## Start Available records

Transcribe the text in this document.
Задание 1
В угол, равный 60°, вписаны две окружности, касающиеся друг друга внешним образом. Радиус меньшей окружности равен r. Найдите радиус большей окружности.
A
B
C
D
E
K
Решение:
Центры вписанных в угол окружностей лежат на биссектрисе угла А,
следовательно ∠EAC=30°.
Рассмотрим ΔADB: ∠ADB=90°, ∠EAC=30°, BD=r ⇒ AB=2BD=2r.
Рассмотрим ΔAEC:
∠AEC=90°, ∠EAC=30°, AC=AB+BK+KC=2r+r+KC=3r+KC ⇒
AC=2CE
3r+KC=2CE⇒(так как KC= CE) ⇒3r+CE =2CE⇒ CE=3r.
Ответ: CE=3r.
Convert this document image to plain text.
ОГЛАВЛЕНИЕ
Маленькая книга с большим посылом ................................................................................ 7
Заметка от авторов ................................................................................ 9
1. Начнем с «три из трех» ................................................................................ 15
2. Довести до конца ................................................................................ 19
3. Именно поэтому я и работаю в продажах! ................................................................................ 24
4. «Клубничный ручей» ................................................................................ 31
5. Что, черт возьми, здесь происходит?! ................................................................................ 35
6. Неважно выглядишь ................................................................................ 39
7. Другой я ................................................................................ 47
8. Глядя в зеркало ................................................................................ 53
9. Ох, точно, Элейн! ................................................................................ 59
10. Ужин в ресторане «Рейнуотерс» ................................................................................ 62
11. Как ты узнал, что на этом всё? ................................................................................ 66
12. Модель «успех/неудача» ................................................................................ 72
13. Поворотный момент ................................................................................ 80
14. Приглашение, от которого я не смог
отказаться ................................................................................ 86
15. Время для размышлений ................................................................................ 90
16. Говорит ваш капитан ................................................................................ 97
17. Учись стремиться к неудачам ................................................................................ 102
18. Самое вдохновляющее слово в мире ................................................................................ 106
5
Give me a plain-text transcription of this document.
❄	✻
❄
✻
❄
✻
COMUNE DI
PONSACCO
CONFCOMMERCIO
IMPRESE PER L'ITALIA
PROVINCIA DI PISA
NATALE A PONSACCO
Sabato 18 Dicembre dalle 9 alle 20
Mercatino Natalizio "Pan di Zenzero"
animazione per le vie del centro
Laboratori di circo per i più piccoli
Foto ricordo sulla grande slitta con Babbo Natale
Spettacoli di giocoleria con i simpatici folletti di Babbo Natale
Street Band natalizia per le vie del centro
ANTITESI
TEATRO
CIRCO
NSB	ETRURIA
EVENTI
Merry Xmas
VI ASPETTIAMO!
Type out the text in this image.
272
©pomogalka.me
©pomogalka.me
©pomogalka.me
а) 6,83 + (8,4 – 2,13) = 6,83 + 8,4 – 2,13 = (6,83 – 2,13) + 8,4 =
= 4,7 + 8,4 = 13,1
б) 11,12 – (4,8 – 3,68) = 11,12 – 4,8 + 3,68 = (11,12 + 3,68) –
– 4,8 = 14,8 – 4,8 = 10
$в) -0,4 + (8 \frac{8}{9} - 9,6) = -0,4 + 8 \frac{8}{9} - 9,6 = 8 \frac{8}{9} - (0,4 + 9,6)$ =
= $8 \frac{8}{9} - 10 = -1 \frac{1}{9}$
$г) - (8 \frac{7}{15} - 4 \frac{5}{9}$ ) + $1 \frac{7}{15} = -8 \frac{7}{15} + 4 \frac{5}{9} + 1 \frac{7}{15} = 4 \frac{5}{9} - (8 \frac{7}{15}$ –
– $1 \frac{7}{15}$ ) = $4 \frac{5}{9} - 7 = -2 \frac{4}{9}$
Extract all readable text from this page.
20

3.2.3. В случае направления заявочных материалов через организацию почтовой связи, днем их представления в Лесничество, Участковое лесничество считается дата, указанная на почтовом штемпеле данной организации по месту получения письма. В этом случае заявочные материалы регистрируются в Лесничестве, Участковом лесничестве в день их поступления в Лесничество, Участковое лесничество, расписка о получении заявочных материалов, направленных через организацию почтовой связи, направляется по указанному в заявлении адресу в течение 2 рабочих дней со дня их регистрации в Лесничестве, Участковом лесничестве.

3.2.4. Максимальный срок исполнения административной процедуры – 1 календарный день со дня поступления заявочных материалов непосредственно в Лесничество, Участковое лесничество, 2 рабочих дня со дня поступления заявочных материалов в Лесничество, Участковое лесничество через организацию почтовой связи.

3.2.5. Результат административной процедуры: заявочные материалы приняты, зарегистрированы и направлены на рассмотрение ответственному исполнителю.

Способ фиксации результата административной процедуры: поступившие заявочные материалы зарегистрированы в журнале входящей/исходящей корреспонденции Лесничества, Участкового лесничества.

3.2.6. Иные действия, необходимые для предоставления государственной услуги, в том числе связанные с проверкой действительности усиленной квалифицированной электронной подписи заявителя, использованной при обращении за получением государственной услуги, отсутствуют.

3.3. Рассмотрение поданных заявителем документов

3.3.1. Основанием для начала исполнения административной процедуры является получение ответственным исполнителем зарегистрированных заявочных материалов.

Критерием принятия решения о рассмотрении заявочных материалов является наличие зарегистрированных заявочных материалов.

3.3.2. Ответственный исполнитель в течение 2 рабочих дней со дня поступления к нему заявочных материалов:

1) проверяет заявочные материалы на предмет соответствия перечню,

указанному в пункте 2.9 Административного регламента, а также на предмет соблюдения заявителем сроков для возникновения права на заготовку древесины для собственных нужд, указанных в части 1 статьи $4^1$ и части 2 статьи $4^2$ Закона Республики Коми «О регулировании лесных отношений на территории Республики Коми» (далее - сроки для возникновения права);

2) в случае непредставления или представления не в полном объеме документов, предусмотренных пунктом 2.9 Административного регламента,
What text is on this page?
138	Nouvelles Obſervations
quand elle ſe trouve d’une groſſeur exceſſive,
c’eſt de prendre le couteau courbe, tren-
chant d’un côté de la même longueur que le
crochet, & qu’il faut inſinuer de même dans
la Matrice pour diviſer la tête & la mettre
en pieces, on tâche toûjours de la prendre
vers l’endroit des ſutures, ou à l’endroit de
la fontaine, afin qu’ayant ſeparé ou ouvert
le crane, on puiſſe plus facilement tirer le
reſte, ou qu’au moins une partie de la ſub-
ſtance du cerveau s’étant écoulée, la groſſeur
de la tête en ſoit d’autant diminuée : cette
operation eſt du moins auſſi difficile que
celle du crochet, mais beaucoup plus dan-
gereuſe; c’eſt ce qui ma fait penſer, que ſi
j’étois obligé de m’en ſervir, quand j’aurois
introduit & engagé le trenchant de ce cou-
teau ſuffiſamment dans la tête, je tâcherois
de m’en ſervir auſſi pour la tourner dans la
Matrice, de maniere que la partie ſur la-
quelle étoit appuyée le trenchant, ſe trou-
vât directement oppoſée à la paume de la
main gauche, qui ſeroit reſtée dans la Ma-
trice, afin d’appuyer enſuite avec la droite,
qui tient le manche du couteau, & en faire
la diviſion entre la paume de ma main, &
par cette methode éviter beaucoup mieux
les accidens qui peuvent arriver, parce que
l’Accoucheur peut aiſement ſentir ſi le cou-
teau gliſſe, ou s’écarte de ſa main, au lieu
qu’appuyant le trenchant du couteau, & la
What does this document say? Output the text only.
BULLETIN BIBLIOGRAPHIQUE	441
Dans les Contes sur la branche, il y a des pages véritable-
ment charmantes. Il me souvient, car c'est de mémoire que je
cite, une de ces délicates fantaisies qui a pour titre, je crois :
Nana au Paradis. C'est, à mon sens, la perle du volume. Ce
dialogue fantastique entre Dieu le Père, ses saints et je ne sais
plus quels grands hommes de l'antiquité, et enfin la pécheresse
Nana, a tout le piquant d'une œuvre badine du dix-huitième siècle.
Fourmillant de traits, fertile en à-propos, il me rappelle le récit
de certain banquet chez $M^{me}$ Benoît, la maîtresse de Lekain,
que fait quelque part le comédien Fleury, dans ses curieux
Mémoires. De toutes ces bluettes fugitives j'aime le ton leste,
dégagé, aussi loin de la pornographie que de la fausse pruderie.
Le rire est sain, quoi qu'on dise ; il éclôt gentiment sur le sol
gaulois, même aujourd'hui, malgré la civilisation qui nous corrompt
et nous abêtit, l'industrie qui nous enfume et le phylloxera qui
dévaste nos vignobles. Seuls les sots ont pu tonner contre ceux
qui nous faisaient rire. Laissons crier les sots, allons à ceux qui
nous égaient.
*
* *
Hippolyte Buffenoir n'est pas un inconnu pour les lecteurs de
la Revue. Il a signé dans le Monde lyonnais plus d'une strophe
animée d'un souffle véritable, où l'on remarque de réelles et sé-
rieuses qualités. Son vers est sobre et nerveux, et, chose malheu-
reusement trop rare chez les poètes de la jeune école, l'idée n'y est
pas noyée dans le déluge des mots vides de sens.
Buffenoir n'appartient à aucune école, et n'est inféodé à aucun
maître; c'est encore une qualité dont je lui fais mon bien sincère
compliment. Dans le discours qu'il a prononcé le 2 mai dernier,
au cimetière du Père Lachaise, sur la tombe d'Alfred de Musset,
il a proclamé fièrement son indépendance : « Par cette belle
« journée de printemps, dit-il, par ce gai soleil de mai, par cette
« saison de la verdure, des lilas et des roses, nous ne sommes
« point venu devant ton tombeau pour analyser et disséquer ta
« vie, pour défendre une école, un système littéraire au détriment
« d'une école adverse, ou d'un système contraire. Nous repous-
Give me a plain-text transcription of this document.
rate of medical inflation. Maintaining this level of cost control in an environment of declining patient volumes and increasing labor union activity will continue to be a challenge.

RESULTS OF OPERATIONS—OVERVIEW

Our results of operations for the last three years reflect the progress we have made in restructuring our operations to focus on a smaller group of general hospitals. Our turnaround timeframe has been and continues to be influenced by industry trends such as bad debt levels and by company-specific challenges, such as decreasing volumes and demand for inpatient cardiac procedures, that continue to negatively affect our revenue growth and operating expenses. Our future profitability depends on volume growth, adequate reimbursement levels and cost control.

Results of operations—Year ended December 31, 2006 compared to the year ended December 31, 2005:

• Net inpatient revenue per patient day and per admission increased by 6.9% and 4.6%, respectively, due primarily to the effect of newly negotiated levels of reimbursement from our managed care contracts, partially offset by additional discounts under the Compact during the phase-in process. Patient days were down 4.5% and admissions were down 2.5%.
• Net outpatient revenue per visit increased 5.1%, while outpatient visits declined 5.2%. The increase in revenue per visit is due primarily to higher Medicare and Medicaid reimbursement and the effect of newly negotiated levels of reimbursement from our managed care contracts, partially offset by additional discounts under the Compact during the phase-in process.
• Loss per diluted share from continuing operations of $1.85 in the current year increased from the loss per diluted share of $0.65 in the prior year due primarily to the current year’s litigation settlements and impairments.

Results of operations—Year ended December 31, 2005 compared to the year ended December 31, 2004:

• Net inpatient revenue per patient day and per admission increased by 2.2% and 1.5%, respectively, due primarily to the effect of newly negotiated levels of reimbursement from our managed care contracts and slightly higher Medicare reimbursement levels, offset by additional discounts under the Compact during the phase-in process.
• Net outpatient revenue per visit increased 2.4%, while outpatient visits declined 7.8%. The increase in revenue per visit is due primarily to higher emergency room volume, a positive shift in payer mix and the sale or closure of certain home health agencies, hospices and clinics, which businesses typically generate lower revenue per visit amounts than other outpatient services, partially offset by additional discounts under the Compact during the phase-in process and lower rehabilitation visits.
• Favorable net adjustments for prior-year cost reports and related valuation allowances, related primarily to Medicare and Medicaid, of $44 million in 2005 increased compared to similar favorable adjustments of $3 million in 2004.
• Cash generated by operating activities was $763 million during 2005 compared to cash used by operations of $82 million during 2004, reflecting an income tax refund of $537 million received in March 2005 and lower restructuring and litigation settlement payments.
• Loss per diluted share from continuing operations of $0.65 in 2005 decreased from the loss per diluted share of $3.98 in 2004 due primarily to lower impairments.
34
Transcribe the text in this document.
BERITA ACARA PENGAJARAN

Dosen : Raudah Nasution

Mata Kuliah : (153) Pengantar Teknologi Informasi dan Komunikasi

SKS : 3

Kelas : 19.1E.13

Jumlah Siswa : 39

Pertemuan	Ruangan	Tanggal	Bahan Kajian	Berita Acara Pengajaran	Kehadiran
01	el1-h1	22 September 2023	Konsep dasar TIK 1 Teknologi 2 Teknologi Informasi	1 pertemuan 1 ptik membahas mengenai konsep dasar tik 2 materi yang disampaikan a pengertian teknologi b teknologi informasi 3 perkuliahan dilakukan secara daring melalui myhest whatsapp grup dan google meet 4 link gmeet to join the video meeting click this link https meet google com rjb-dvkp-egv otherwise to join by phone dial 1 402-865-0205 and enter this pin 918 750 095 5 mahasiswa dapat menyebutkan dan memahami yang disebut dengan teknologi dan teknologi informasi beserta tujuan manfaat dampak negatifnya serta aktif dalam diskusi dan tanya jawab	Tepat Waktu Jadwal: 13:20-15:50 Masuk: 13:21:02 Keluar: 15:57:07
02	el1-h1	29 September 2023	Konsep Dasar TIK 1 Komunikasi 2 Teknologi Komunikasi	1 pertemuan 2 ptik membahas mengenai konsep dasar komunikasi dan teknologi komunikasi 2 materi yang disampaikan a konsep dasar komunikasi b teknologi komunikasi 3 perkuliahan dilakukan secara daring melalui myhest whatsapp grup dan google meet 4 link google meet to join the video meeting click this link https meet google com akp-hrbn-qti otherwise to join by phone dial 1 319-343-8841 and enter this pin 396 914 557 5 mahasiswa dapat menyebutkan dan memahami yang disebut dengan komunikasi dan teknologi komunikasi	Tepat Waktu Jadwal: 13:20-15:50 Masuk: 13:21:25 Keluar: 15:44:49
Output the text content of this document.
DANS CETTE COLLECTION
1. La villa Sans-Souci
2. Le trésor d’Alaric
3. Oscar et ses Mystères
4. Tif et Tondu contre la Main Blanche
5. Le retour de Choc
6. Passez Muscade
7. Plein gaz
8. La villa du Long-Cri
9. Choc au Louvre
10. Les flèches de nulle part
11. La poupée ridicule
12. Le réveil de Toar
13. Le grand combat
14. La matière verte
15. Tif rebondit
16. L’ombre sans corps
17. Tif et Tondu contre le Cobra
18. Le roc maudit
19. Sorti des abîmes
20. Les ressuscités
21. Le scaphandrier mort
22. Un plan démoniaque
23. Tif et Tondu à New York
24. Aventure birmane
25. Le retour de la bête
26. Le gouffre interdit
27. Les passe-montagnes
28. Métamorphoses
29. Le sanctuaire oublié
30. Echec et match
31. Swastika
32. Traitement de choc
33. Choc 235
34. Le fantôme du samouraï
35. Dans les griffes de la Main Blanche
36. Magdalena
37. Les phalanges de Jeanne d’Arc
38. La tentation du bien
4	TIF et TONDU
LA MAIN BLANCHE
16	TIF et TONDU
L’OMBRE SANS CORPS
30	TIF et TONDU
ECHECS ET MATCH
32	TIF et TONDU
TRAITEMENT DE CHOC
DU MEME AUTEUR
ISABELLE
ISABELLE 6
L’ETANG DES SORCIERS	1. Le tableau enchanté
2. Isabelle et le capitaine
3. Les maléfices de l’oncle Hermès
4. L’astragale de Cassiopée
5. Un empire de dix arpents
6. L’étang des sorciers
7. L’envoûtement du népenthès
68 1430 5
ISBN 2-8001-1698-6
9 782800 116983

## End Available records

Select from the material above each line in which the string "villa" appears, and list those lines.

1. La villa Sans-Souci
8. La villa du Long-Cri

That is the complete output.